==== GIVEN INFORMATION

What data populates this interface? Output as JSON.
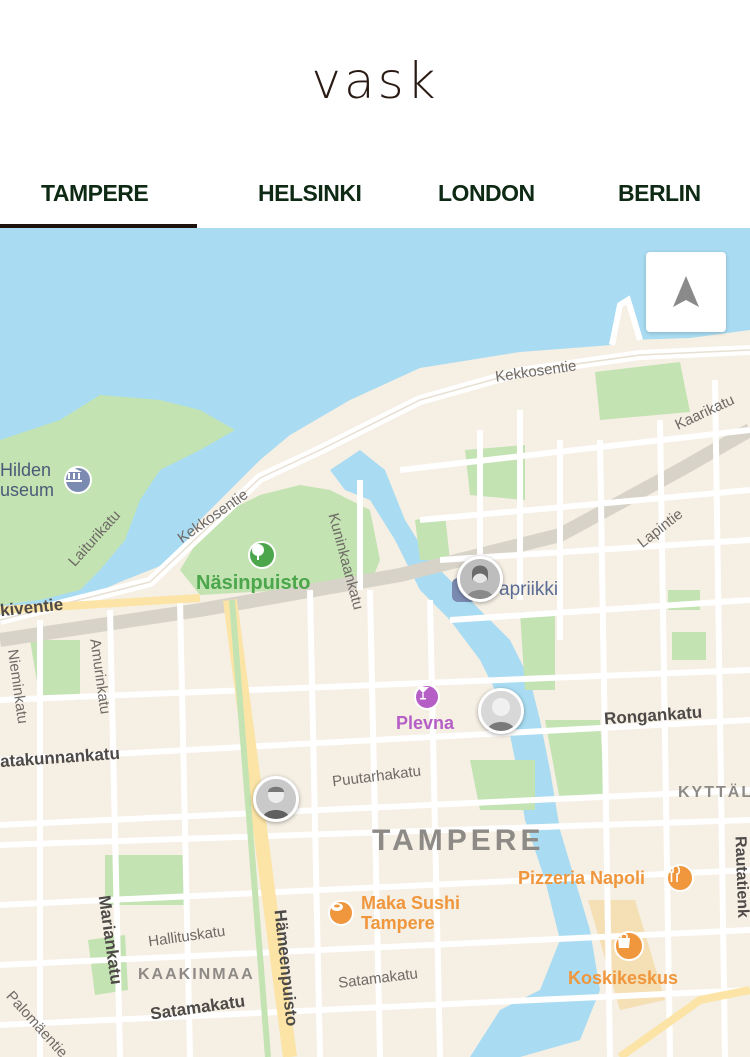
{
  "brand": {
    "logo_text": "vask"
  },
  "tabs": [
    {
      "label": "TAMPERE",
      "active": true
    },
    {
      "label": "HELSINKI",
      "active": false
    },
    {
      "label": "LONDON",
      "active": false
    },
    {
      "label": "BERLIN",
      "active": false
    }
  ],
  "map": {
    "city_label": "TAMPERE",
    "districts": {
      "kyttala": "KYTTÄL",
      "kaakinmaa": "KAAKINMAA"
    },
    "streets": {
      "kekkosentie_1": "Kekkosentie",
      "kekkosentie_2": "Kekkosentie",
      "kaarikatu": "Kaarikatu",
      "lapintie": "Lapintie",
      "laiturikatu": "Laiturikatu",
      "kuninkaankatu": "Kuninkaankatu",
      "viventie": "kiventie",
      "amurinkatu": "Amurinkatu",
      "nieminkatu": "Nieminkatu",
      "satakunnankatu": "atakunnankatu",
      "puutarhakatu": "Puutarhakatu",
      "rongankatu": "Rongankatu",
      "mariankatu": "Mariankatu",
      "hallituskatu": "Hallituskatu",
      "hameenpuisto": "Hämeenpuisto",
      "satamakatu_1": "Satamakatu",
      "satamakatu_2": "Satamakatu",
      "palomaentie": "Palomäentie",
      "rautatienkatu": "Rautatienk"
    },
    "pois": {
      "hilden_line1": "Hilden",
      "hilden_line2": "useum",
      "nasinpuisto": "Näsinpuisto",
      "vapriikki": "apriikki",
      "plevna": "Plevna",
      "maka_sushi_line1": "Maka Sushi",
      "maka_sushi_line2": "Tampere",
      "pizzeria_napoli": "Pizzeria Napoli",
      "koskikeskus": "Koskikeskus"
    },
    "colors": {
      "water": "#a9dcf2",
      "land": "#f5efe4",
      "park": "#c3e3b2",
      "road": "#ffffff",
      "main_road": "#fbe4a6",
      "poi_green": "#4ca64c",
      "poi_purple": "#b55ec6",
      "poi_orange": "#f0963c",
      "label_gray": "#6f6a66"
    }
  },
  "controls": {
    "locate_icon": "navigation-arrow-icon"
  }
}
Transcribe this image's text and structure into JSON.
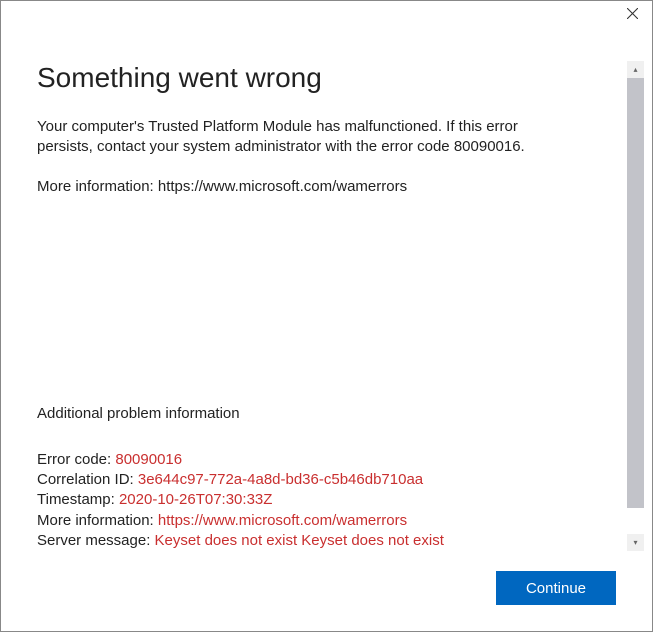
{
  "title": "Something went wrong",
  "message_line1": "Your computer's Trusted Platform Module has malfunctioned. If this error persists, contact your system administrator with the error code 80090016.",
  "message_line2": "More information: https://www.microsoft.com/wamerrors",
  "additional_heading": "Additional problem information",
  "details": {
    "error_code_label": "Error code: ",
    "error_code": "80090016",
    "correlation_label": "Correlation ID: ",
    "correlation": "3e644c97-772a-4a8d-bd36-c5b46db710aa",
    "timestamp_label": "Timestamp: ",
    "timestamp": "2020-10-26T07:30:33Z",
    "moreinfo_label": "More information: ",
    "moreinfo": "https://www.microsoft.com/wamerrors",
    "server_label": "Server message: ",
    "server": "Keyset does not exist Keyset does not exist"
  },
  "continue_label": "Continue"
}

========

SET TASK — Show the lines of the material that contain the word "this".

EXERCISE RESULT —
What data populates this interface? Output as JSON.
Transcribe this image's text and structure into JSON.
  "message_line1": "Your computer's Trusted Platform Module has malfunctioned. If this error persists, contact your system administrator with the error code 80090016.",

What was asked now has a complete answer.